§ **Instructions for the task**
Filter this data down to the lines that hold "Monitoring", and copy them.
Start of Block
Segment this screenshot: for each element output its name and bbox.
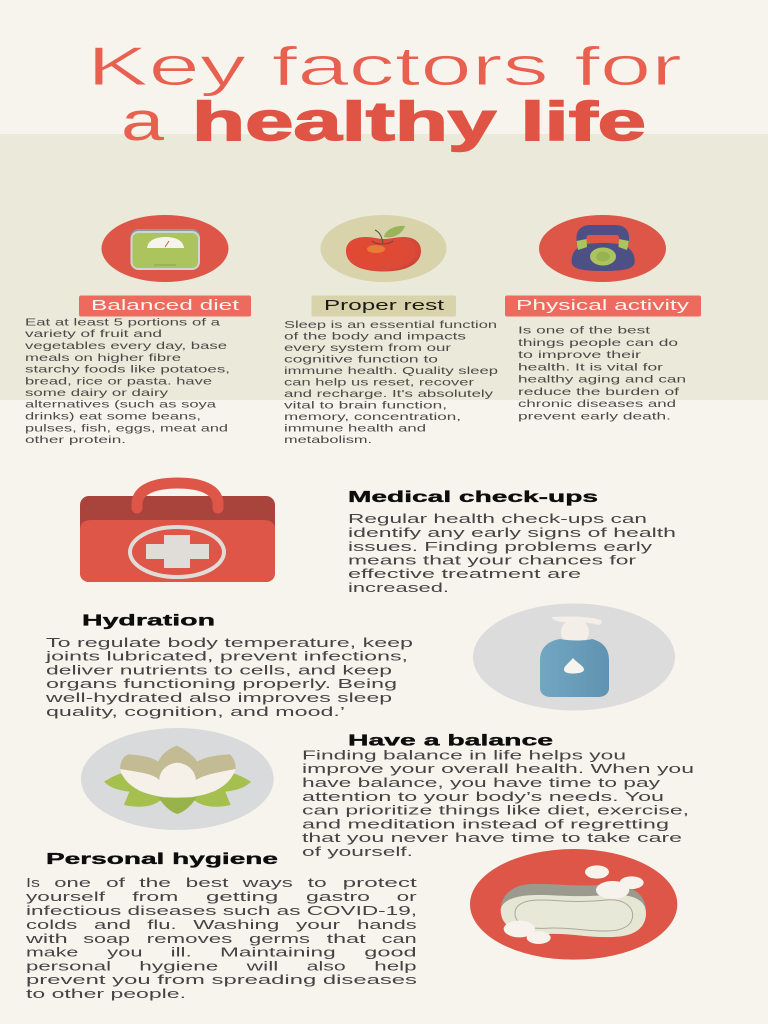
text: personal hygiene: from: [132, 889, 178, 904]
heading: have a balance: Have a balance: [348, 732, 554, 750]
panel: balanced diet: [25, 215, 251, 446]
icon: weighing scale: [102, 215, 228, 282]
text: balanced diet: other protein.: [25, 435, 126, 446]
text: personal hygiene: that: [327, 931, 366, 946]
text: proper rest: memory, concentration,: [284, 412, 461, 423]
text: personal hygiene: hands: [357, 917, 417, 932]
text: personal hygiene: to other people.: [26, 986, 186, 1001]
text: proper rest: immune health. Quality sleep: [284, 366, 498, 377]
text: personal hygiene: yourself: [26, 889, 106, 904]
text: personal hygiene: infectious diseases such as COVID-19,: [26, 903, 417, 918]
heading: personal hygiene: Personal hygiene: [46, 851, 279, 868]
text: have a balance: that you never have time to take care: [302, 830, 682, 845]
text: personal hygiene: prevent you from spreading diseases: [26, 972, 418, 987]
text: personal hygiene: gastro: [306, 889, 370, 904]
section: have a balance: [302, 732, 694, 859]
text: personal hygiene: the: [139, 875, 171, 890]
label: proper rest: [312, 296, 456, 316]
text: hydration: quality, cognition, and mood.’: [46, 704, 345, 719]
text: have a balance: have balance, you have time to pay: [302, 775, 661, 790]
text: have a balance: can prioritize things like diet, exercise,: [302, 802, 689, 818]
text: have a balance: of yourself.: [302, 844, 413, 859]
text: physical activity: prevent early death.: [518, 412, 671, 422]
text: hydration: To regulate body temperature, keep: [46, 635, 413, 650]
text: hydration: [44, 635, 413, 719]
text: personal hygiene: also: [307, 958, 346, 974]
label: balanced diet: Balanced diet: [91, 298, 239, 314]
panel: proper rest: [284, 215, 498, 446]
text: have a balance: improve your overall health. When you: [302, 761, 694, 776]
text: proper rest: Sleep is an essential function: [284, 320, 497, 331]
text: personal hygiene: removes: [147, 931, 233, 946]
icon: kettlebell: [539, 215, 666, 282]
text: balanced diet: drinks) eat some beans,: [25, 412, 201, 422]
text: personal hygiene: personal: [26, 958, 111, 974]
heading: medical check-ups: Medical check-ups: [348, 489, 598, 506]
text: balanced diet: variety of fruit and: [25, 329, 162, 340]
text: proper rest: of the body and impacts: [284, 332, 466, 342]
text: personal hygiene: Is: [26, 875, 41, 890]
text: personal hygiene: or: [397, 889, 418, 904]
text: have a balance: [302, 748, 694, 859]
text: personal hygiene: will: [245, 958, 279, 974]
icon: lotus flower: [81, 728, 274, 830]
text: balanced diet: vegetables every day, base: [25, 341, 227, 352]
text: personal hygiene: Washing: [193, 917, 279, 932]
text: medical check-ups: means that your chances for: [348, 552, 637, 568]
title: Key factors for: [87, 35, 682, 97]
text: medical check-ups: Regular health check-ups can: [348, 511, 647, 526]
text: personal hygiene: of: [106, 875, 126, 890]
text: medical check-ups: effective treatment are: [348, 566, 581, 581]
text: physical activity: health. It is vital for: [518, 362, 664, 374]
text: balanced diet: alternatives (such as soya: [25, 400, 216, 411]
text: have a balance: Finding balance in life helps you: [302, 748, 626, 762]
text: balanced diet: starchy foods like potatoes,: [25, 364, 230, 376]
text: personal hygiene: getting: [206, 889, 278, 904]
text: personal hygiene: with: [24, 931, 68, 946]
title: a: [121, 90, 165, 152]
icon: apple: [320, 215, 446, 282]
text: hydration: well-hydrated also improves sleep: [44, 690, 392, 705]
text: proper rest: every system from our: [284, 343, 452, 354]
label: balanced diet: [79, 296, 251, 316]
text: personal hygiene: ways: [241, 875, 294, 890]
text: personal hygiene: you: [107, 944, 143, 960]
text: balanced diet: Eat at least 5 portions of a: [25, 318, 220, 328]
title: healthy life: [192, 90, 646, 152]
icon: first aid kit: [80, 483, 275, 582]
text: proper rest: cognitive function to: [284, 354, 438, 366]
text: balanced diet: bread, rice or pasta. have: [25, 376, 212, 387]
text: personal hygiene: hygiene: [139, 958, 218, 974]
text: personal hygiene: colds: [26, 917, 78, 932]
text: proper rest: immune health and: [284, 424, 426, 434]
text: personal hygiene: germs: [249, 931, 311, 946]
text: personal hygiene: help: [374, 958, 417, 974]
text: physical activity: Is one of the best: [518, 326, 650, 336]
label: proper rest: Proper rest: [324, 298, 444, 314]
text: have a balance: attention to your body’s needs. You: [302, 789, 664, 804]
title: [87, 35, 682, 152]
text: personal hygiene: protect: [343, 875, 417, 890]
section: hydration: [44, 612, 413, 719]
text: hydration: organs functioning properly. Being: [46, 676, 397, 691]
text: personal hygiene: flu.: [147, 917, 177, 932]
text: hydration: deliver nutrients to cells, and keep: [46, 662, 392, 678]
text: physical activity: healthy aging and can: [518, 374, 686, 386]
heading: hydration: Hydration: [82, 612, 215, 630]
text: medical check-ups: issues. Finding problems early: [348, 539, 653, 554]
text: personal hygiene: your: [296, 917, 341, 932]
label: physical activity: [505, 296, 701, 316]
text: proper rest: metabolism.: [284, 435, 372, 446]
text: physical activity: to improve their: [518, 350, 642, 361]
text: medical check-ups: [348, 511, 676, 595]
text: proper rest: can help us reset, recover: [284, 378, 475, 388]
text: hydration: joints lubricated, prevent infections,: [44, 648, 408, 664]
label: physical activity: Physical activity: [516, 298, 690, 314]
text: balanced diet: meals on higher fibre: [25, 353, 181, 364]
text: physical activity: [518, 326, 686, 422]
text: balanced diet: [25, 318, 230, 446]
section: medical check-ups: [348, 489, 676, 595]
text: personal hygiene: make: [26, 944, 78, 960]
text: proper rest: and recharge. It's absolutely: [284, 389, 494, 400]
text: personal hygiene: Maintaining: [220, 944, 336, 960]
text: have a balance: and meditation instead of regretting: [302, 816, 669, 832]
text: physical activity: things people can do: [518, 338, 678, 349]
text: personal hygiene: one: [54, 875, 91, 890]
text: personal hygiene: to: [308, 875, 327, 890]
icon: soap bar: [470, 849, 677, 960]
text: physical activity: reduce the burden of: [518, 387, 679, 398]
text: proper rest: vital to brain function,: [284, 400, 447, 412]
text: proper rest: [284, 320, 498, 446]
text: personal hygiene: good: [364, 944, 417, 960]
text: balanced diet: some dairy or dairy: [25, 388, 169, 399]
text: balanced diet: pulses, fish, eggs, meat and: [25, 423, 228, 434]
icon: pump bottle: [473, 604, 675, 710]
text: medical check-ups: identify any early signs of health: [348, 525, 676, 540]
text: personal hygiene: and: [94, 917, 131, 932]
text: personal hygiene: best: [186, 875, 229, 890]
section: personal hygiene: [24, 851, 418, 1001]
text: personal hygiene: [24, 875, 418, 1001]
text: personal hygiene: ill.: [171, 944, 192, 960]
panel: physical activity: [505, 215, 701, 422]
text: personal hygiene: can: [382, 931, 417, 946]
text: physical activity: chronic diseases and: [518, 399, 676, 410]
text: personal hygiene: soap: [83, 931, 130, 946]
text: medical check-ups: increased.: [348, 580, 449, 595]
End of Block
Start of Block
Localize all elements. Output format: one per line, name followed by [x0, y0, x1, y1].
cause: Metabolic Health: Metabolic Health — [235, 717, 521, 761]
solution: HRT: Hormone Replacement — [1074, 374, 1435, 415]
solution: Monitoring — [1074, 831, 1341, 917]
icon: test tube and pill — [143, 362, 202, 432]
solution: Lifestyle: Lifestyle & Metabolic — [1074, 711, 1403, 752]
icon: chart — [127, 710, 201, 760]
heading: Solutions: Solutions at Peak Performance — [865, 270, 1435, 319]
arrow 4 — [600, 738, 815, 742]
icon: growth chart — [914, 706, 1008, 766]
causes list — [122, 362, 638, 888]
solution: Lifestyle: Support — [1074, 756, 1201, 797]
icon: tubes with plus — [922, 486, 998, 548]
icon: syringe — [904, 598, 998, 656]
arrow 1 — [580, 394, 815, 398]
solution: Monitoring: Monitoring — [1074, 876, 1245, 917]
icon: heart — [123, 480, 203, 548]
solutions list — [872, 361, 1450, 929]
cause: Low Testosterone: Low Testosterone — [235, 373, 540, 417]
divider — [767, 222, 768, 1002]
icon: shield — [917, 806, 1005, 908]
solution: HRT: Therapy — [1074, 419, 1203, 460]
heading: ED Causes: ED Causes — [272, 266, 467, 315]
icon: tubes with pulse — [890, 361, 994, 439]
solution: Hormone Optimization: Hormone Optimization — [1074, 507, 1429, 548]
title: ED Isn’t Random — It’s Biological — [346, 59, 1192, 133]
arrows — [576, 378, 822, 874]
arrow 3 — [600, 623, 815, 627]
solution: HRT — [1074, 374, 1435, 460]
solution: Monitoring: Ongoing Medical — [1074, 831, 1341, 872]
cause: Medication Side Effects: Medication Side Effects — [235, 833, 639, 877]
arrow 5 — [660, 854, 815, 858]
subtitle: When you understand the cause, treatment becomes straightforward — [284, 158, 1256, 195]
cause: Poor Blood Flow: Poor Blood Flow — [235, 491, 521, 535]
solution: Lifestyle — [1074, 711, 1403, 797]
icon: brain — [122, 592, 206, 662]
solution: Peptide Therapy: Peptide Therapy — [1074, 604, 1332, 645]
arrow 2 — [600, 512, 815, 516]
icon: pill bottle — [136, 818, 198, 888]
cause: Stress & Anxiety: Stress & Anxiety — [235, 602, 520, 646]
End of Block
§ **Exercise output**
solution: Monitoring — [1074, 831, 1341, 917]
solution: Monitoring: Monitoring — [1074, 876, 1245, 917]
solution: Monitoring: Ongoing Medical — [1074, 831, 1341, 872]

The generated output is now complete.